[Collected data entries]
⁂

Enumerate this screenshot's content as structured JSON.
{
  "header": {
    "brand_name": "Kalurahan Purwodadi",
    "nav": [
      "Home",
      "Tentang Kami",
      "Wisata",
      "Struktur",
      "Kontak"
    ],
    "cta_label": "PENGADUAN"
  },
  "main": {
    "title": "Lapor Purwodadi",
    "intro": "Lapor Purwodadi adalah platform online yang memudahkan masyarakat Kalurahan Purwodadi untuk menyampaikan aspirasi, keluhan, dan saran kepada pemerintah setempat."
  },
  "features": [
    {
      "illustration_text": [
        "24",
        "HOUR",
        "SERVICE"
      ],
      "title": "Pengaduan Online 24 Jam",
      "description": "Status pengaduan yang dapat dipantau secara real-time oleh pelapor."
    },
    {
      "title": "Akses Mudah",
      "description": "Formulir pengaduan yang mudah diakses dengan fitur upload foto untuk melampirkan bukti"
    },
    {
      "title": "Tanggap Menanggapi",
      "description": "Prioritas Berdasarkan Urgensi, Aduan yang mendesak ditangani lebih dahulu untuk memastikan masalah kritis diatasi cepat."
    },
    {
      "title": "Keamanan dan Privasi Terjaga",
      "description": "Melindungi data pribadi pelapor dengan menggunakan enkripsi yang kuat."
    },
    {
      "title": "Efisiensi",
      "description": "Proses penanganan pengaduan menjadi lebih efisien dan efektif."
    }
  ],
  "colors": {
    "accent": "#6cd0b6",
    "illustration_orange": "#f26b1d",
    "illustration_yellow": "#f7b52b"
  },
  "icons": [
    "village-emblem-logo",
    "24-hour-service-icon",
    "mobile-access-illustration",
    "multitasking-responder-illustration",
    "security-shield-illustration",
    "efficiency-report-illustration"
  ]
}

⁂

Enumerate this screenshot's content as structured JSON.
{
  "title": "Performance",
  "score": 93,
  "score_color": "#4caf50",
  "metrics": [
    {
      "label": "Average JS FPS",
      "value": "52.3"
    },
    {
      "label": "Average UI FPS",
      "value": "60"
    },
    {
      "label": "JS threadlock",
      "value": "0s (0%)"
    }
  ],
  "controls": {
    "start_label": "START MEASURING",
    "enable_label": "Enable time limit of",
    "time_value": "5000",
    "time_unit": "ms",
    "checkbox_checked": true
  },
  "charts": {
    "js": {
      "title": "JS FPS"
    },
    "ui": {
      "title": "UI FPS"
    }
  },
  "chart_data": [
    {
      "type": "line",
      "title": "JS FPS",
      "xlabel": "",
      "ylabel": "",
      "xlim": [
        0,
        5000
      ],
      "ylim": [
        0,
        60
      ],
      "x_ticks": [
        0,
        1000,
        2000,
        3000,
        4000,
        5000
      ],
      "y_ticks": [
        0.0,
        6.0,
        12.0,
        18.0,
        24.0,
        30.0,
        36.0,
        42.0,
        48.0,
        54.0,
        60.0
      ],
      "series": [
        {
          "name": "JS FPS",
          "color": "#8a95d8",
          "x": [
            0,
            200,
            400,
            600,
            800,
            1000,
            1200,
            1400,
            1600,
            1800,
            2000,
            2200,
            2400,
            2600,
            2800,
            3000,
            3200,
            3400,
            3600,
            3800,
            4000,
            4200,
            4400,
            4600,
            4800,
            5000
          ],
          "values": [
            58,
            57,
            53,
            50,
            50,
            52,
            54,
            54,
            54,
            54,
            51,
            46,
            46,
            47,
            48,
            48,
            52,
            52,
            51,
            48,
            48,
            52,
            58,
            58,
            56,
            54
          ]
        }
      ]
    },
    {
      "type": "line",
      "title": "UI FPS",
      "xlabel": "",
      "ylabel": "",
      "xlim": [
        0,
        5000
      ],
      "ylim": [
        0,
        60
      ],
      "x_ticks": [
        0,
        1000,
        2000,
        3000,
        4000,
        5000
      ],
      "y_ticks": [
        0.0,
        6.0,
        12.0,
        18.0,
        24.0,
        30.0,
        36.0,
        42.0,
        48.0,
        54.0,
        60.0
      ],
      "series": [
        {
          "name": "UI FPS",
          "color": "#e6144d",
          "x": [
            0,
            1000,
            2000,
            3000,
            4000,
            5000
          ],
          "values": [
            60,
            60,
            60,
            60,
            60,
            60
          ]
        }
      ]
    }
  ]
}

⁂

Collect each line above holding the string "Kalurahan".

Answer to this problem –
    "brand_name": "Kalurahan Purwodadi",
    "intro": "Lapor Purwodadi adalah platform online yang memudahkan masyarakat Kalurahan Purwodadi untuk menyampaikan aspirasi, keluhan, dan saran kepada pemerintah setempat."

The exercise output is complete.